Repeat each line word for word.

Extracted entries:

_ _ _

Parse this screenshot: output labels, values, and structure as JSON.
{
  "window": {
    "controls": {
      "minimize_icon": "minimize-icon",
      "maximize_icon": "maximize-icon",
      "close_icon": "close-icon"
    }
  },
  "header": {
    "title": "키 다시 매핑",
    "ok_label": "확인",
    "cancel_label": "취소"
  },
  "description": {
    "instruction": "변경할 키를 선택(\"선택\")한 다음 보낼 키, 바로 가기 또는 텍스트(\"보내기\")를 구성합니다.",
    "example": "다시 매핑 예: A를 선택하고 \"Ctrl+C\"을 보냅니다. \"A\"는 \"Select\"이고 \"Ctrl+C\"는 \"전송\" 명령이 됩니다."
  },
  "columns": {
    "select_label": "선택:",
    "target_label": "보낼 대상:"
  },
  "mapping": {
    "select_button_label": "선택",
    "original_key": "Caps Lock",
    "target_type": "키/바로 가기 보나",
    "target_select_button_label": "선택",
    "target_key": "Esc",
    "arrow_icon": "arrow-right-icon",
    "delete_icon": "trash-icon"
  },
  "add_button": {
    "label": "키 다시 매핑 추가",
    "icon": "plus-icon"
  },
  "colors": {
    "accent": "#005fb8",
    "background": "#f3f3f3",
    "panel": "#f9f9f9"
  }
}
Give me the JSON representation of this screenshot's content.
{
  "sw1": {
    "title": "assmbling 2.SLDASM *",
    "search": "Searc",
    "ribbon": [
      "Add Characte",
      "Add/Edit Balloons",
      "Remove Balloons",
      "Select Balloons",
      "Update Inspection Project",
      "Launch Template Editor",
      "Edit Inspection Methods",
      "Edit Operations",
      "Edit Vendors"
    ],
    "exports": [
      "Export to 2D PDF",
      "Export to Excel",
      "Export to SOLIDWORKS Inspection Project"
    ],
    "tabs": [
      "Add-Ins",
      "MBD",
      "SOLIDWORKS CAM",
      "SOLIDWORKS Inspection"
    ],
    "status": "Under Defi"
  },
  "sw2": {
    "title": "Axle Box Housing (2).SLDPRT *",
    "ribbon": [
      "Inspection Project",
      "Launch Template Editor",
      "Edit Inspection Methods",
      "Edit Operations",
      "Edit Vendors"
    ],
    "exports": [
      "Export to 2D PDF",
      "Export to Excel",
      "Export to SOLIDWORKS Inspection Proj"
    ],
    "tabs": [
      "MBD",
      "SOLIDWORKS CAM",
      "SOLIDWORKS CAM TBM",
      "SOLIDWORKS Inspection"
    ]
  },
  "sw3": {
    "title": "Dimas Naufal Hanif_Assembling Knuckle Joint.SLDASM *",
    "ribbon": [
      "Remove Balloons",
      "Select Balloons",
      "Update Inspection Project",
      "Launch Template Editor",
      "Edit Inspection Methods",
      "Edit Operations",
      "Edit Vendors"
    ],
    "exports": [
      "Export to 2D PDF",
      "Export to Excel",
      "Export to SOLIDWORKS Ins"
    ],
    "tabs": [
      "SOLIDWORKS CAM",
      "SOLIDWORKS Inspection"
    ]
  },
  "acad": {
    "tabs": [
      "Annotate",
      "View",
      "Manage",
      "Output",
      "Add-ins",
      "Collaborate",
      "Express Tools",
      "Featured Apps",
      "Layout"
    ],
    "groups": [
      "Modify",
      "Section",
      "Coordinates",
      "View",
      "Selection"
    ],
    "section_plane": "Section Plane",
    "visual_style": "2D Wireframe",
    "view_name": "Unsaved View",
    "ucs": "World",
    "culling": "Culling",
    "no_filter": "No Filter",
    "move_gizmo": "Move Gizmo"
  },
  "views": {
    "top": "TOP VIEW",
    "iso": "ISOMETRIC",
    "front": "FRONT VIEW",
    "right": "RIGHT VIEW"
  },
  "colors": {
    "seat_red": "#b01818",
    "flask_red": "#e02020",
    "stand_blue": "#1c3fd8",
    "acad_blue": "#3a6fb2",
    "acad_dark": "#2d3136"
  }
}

_ _ _

Result of this task:
Parse this screenshot: output labels, values, and structure as JSON.
{
  "window": {
    "controls": {
      "minimize_icon": "minimize-icon",
      "maximize_icon": "maximize-icon",
      "close_icon": "close-icon"
    }
  },
  "header": {
    "title": "키 다시 매핑",
    "ok_label": "확인",
    "cancel_label": "취소"
  },
  "description": {
    "instruction": "변경할 키를 선택(\"선택\")한 다음 보낼 키, 바로 가기 또는 텍스트(\"보내기\")를 구성합니다.",
    "example": "다시 매핑 예: A를 선택하고 \"Ctrl+C\"을 보냅니다. \"A\"는 \"Select\"이고 \"Ctrl+C\"는 \"전송\" 명령이 됩니다."
  },
  "columns": {
    "select_label": "선택:",
    "target_label": "보낼 대상:"
  },
  "mapping": {
    "select_button_label": "선택",
    "original_key": "Caps Lock",
    "target_type": "키/바로 가기 보나",
    "target_select_button_label": "선택",
    "target_key": "Esc",
    "arrow_icon": "arrow-right-icon",
    "delete_icon": "trash-icon"
  },
  "add_button": {
    "label": "키 다시 매핑 추가",
    "icon": "plus-icon"
  },
  "colors": {
    "accent": "#005fb8",
    "background": "#f3f3f3",
    "panel": "#f9f9f9"
  }
}
Give me the JSON representation of this screenshot's content.
{
  "sw1": {
    "title": "assmbling 2.SLDASM *",
    "search": "Searc",
    "ribbon": [
      "Add Characte",
      "Add/Edit Balloons",
      "Remove Balloons",
      "Select Balloons",
      "Update Inspection Project",
      "Launch Template Editor",
      "Edit Inspection Methods",
      "Edit Operations",
      "Edit Vendors"
    ],
    "exports": [
      "Export to 2D PDF",
      "Export to Excel",
      "Export to SOLIDWORKS Inspection Project"
    ],
    "tabs": [
      "Add-Ins",
      "MBD",
      "SOLIDWORKS CAM",
      "SOLIDWORKS Inspection"
    ],
    "status": "Under Defi"
  },
  "sw2": {
    "title": "Axle Box Housing (2).SLDPRT *",
    "ribbon": [
      "Inspection Project",
      "Launch Template Editor",
      "Edit Inspection Methods",
      "Edit Operations",
      "Edit Vendors"
    ],
    "exports": [
      "Export to 2D PDF",
      "Export to Excel",
      "Export to SOLIDWORKS Inspection Proj"
    ],
    "tabs": [
      "MBD",
      "SOLIDWORKS CAM",
      "SOLIDWORKS CAM TBM",
      "SOLIDWORKS Inspection"
    ]
  },
  "sw3": {
    "title": "Dimas Naufal Hanif_Assembling Knuckle Joint.SLDASM *",
    "ribbon": [
      "Remove Balloons",
      "Select Balloons",
      "Update Inspection Project",
      "Launch Template Editor",
      "Edit Inspection Methods",
      "Edit Operations",
      "Edit Vendors"
    ],
    "exports": [
      "Export to 2D PDF",
      "Export to Excel",
      "Export to SOLIDWORKS Ins"
    ],
    "tabs": [
      "SOLIDWORKS CAM",
      "SOLIDWORKS Inspection"
    ]
  },
  "acad": {
    "tabs": [
      "Annotate",
      "View",
      "Manage",
      "Output",
      "Add-ins",
      "Collaborate",
      "Express Tools",
      "Featured Apps",
      "Layout"
    ],
    "groups": [
      "Modify",
      "Section",
      "Coordinates",
      "View",
      "Selection"
    ],
    "section_plane": "Section Plane",
    "visual_style": "2D Wireframe",
    "view_name": "Unsaved View",
    "ucs": "World",
    "culling": "Culling",
    "no_filter": "No Filter",
    "move_gizmo": "Move Gizmo"
  },
  "views": {
    "top": "TOP VIEW",
    "iso": "ISOMETRIC",
    "front": "FRONT VIEW",
    "right": "RIGHT VIEW"
  },
  "colors": {
    "seat_red": "#b01818",
    "flask_red": "#e02020",
    "stand_blue": "#1c3fd8",
    "acad_blue": "#3a6fb2",
    "acad_dark": "#2d3136"
  }
}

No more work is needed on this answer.